* **作業依頼 A**: 越谷市の黒板塀の礎石を紹介する文章のうち、「国土地理院地図座標:35.894365,139.785946」で始まり「な礫を挟んだ「小室石」が使われています。」までの部分を一字一句そのまま書き写すこと。
* **作業依頼 B**: 越谷市の黒板塀の礎石を紹介する文章の続きを、示された最後の文の次から書き足すこと。

* **文書本文**:

2021年4月10日土曜日

凝灰岩質石材の旅::No.112224-07:越谷市の伊豆石と黒板塀の礎石

 所在地:越谷市越谷本町8-2:非公開旅館(南側の道路沿い)

国土地理院地図座標:35.894365,139.785946

東武線蒲生駅から徒歩:約 750 m

有瀧家の黒板塀から次は河内屋旅館の黒板塀の礎石に「黒板塀」つながりで移動です。今回ご案内する越谷市の四番目になります。河内屋旅館さんは古くからの旅籠の様ですが、現在は瀟洒な普通の旅館になっています。この旅館の南側の路地に面した処に、黒板塀があります。その礎石が道路側から見えるのですが、伊豆の石灰質砂岩と石灰質の小さな礫を挟んだ「小室石」が使われています。

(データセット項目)
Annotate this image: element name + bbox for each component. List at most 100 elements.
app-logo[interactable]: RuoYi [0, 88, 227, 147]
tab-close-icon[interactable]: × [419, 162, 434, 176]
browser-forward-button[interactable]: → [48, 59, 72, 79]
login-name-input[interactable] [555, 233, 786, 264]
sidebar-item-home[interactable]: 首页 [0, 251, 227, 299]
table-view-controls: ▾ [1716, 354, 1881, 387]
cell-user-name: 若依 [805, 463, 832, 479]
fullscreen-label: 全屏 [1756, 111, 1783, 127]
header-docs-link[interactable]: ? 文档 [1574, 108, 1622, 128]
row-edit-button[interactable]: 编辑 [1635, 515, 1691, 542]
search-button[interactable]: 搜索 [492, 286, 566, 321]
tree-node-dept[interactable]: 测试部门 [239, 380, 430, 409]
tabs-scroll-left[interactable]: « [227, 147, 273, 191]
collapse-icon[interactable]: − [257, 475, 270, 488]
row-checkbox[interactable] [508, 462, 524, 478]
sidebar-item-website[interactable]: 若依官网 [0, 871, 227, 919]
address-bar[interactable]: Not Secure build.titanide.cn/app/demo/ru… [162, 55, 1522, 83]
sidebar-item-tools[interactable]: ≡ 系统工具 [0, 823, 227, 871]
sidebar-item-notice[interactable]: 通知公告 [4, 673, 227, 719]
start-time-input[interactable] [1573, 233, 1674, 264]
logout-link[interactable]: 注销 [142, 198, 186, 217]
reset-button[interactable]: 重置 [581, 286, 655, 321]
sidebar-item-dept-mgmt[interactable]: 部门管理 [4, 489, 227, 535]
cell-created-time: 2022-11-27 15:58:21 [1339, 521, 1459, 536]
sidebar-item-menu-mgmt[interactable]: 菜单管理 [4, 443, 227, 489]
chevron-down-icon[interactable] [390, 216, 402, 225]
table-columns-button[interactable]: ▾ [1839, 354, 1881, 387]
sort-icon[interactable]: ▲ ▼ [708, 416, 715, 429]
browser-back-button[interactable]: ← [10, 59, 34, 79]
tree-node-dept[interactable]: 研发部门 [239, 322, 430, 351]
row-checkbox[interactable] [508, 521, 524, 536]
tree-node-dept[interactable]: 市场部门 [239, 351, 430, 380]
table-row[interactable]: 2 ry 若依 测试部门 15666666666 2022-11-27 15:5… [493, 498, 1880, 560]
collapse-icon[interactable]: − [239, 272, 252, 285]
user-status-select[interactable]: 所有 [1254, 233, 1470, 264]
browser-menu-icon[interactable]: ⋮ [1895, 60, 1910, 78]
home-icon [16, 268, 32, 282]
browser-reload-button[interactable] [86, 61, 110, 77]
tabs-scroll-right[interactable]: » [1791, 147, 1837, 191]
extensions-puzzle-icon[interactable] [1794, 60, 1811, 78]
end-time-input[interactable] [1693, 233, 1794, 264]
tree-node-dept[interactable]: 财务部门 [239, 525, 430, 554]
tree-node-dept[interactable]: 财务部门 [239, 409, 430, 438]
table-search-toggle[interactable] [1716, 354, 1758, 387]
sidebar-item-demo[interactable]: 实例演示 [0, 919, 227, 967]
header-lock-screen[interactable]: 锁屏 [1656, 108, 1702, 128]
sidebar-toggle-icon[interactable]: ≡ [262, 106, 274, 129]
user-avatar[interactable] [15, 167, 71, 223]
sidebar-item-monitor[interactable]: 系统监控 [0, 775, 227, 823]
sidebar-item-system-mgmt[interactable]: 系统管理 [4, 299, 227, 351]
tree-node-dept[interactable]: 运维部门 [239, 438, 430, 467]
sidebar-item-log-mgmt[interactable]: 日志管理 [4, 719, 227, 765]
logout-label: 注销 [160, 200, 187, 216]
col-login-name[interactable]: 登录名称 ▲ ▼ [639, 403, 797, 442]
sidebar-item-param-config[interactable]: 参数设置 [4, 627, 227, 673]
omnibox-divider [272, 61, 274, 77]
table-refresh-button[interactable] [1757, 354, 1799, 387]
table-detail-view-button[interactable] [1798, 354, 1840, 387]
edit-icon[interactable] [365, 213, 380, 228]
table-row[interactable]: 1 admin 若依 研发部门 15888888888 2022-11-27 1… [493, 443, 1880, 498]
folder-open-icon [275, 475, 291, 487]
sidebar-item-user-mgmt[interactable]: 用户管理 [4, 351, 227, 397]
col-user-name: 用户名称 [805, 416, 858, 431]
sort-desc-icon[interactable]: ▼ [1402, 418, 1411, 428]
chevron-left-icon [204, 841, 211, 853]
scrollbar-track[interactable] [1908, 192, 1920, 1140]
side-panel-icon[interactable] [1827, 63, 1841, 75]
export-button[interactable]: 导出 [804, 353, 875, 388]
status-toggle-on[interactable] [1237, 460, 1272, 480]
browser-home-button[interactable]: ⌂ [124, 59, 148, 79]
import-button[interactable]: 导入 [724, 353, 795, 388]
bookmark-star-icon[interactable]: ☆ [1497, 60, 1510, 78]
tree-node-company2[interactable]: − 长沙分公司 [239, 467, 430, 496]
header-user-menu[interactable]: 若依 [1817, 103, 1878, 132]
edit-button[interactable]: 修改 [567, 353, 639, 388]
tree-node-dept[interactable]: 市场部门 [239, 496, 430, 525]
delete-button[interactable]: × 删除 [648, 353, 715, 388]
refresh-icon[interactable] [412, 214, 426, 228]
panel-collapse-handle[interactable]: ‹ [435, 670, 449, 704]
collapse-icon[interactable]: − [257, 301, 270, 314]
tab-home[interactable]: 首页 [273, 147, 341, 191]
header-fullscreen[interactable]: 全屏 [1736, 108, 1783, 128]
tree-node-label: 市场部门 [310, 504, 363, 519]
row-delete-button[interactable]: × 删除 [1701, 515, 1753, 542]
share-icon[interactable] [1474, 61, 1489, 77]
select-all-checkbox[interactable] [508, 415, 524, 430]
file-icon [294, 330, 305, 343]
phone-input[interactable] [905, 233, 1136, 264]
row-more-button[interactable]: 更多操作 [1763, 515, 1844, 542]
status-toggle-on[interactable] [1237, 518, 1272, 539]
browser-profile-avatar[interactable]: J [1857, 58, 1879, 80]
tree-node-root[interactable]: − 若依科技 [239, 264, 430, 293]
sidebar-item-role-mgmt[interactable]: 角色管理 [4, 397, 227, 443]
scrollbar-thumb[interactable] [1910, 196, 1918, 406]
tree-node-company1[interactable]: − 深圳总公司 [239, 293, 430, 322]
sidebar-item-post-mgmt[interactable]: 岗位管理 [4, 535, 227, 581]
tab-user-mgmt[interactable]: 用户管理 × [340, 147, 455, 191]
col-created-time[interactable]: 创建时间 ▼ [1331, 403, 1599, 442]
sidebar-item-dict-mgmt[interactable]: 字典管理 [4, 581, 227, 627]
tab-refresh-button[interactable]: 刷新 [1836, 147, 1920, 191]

* **作業結果 A**:
国土地理院地図座標:35.894365,139.785946

東武線蒲生駅から徒歩:約 750 m

有瀧家の黒板塀から次は河内屋旅館の黒板塀の礎石に「黒板塀」つながりで移動です。今回ご案内する越谷市の四番目になります。河内屋旅館さんは古くからの旅籠の様ですが、現在は瀟洒な普通の旅館になっています。この旅館の南側の路地に面した処に、黒板塀があります。その礎石が道路側から見えるのですが、伊豆の石灰質砂岩と石灰質の小さな礫を挟んだ「小室石」が使われています。

* **作業結果 B**:
赤丸が黒板塀の位置です。この案内図からは外れていますが、この路地を斜め上(東北)側に行くと旧日光街道に出ますが、出る一つ手前の十字路で左に折れると、大谷石に似た
石材を使った石塀が見えます。似ている様でも、ミソが観察されないのと、大きな空洞や、大きな筋状の模様を見せる軽石が観察されます。大谷より南の鹿沼で採掘された鹿沼石です。石切場は後でその画像をご案内しますが西洋の城塞の様な白亜の砦の様にそびえたっています
路地の眺めはこんな感じです。これが目的地です。この黒板塀の礎石が伊豆から来た石材で二種類あります。
木下半助商店側から路地に入り、板塀の始まる最初の付近に、この様な斜めの模様が浮き出た石材が使われています。これは、何度も出て来た石灰質の生物遺骸が大量に積み重なった石灰質の砂岩です。礎石や基壇に用いられる事の多い石材です。
この一部を拡大するとこんな雰囲気です。乳白色の部分は小さな貝殻等の破片です。白いものは「石灰藻」と言うものが多いらしいのですが、海に生えている「藻」なのになぜか葉の裏に石灰質を貯えている種類の海藻です。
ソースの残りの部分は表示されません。